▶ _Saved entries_
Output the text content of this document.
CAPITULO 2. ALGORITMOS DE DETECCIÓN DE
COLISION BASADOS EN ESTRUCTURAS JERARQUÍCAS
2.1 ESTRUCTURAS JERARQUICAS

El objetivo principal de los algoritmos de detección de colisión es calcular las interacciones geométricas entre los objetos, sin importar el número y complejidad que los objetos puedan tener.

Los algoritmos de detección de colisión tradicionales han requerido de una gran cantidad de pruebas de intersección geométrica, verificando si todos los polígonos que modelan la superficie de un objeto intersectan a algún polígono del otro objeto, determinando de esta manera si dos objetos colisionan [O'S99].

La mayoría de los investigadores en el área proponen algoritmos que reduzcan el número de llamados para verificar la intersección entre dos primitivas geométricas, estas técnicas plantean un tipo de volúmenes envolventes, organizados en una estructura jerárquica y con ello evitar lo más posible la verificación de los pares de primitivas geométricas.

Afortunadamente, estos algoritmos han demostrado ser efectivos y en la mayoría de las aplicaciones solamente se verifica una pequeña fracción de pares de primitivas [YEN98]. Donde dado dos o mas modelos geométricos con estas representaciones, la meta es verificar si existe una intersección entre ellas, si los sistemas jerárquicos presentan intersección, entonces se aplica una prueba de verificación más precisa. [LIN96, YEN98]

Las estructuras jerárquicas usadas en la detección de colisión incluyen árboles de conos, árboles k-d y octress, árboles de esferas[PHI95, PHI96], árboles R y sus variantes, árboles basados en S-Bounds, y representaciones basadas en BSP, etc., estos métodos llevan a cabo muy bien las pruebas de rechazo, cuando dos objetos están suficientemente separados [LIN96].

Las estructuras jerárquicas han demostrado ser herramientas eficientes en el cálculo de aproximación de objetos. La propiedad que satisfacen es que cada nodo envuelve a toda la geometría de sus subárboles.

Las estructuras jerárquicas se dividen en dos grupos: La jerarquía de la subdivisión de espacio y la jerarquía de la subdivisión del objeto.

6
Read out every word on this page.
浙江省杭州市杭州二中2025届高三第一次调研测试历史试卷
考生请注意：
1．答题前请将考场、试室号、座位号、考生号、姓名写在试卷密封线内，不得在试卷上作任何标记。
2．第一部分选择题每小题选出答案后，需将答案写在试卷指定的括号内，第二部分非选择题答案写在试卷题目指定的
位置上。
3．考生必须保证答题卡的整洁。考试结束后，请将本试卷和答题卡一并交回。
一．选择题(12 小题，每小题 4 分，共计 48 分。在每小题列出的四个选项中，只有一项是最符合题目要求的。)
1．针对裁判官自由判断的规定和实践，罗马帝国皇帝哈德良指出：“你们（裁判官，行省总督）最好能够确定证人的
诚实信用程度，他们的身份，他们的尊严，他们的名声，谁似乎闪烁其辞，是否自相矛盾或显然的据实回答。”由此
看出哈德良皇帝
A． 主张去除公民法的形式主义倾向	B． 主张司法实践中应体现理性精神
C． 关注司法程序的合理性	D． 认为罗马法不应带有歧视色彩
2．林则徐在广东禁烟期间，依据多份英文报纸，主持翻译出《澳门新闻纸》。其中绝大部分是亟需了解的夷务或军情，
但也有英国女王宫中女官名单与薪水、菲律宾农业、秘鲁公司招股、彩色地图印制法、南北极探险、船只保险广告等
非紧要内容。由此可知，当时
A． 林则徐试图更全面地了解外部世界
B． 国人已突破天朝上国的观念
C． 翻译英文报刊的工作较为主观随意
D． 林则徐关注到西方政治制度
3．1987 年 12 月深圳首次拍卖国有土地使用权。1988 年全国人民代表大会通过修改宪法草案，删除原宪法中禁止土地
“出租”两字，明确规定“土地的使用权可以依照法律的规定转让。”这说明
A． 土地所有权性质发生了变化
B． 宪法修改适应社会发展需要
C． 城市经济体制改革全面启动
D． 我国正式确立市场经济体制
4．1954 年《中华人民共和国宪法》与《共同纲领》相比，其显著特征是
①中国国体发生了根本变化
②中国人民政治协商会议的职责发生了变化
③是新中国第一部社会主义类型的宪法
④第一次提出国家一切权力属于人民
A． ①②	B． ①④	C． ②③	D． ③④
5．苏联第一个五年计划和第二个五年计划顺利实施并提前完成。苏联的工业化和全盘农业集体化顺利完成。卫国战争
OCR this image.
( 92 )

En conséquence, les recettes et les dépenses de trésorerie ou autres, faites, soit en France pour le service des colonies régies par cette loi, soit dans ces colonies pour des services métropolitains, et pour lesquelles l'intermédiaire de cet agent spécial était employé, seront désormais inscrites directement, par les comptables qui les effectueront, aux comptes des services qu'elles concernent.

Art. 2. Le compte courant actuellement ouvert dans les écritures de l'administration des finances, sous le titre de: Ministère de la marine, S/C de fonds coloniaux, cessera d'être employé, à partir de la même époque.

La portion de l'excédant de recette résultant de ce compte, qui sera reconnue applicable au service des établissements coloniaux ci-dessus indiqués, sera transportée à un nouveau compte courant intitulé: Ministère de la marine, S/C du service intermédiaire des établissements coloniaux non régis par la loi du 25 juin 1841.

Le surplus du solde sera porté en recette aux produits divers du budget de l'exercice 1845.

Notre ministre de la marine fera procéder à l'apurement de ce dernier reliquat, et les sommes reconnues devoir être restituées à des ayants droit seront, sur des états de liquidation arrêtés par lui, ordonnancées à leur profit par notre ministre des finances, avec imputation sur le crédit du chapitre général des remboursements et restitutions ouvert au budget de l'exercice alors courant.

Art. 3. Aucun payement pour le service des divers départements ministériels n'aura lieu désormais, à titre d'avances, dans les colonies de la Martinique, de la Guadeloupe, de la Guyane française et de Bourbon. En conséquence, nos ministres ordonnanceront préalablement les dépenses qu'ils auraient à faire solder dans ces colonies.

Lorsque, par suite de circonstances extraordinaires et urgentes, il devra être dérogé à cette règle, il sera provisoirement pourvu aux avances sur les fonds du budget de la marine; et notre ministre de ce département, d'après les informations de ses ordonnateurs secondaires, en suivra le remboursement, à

▶ _Task statement_
Pick out every line of the listing containing the word "representaciones", and show those lines.

▶ _Answer_
Afortunadamente, estos algoritmos han demostrado ser efectivos y en la mayoría de las aplicaciones solamente se verifica una pequeña fracción de pares de primitivas [YEN98]. Donde dado dos o mas modelos geométricos con estas representaciones, la meta es verificar si existe una intersección entre ellas, si los sistemas jerárquicos presentan intersección, entonces se aplica una prueba de verificación más precisa. [LIN96, YEN98]
Las estructuras jerárquicas usadas en la detección de colisión incluyen árboles de conos, árboles k-d y octress, árboles de esferas[PHI95, PHI96], árboles R y sus variantes, árboles basados en S-Bounds, y representaciones basadas en BSP, etc., estos métodos llevan a cabo muy bien las pruebas de rechazo, cuando dos objetos están suficientemente separados [LIN96].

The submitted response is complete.